++++ ENTRIES

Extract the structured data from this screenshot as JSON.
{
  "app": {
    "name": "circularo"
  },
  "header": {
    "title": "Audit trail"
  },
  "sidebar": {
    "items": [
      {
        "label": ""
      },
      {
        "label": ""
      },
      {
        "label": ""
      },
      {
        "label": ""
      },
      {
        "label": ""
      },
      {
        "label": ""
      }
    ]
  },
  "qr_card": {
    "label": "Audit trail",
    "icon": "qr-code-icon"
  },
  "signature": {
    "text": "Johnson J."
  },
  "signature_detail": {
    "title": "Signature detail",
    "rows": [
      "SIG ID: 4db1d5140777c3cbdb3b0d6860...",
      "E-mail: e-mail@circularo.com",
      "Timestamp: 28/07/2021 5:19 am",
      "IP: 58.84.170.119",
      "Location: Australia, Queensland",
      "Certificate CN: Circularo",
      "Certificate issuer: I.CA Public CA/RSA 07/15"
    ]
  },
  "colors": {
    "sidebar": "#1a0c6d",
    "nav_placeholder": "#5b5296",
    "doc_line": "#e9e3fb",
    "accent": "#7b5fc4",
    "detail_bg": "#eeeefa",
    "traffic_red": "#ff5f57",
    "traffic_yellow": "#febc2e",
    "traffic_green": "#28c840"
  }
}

++++++++

▶ [WHAT YOU ARE ASKED TO DO] Give back the whole listing exactly as it reads.

▶ [RESULT BELOW]
Extract the structured data from this screenshot as JSON.
{
  "app": {
    "name": "circularo"
  },
  "header": {
    "title": "Audit trail"
  },
  "sidebar": {
    "items": [
      {
        "label": ""
      },
      {
        "label": ""
      },
      {
        "label": ""
      },
      {
        "label": ""
      },
      {
        "label": ""
      },
      {
        "label": ""
      }
    ]
  },
  "qr_card": {
    "label": "Audit trail",
    "icon": "qr-code-icon"
  },
  "signature": {
    "text": "Johnson J."
  },
  "signature_detail": {
    "title": "Signature detail",
    "rows": [
      "SIG ID: 4db1d5140777c3cbdb3b0d6860...",
      "E-mail: e-mail@circularo.com",
      "Timestamp: 28/07/2021 5:19 am",
      "IP: 58.84.170.119",
      "Location: Australia, Queensland",
      "Certificate CN: Circularo",
      "Certificate issuer: I.CA Public CA/RSA 07/15"
    ]
  },
  "colors": {
    "sidebar": "#1a0c6d",
    "nav_placeholder": "#5b5296",
    "doc_line": "#e9e3fb",
    "accent": "#7b5fc4",
    "detail_bg": "#eeeefa",
    "traffic_red": "#ff5f57",
    "traffic_yellow": "#febc2e",
    "traffic_green": "#28c840"
  }
}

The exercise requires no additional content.